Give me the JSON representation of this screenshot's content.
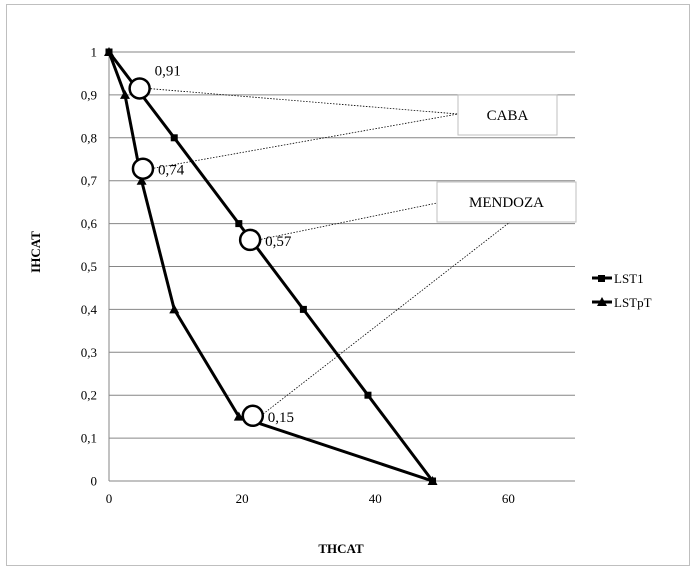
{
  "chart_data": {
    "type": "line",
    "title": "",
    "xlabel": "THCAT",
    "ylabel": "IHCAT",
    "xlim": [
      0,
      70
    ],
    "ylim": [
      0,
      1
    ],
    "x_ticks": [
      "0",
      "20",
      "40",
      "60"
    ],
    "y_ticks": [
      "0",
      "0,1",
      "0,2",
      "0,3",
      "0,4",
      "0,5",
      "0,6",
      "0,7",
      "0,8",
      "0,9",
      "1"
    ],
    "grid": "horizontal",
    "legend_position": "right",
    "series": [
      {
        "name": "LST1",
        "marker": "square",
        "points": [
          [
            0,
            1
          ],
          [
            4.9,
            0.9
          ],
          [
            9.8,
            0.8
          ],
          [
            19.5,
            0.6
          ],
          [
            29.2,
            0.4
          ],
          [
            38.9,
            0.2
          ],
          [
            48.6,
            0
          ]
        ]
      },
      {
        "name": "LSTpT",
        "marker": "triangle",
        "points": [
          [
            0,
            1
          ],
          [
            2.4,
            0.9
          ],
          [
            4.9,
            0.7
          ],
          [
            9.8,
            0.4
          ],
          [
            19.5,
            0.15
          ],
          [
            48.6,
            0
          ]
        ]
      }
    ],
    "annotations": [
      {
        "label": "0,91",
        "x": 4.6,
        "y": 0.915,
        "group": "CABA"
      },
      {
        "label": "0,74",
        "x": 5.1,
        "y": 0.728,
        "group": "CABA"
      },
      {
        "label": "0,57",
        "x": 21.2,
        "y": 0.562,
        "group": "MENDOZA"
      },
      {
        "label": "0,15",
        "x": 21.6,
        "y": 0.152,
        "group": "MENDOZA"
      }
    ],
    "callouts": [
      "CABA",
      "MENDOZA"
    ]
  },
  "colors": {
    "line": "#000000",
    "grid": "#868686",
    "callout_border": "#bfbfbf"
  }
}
-=-=-
**PROBLEM DESCRIPTION**
Do not include the images; transcribe the rest of the listing exactly.

**WRITTEN RESPONSE**
Give me the JSON representation of this screenshot's content.
{
  "chart_data": {
    "type": "line",
    "title": "",
    "xlabel": "THCAT",
    "ylabel": "IHCAT",
    "xlim": [
      0,
      70
    ],
    "ylim": [
      0,
      1
    ],
    "x_ticks": [
      "0",
      "20",
      "40",
      "60"
    ],
    "y_ticks": [
      "0",
      "0,1",
      "0,2",
      "0,3",
      "0,4",
      "0,5",
      "0,6",
      "0,7",
      "0,8",
      "0,9",
      "1"
    ],
    "grid": "horizontal",
    "legend_position": "right",
    "series": [
      {
        "name": "LST1",
        "marker": "square",
        "points": [
          [
            0,
            1
          ],
          [
            4.9,
            0.9
          ],
          [
            9.8,
            0.8
          ],
          [
            19.5,
            0.6
          ],
          [
            29.2,
            0.4
          ],
          [
            38.9,
            0.2
          ],
          [
            48.6,
            0
          ]
        ]
      },
      {
        "name": "LSTpT",
        "marker": "triangle",
        "points": [
          [
            0,
            1
          ],
          [
            2.4,
            0.9
          ],
          [
            4.9,
            0.7
          ],
          [
            9.8,
            0.4
          ],
          [
            19.5,
            0.15
          ],
          [
            48.6,
            0
          ]
        ]
      }
    ],
    "annotations": [
      {
        "label": "0,91",
        "x": 4.6,
        "y": 0.915,
        "group": "CABA"
      },
      {
        "label": "0,74",
        "x": 5.1,
        "y": 0.728,
        "group": "CABA"
      },
      {
        "label": "0,57",
        "x": 21.2,
        "y": 0.562,
        "group": "MENDOZA"
      },
      {
        "label": "0,15",
        "x": 21.6,
        "y": 0.152,
        "group": "MENDOZA"
      }
    ],
    "callouts": [
      "CABA",
      "MENDOZA"
    ]
  },
  "colors": {
    "line": "#000000",
    "grid": "#868686",
    "callout_border": "#bfbfbf"
  }
}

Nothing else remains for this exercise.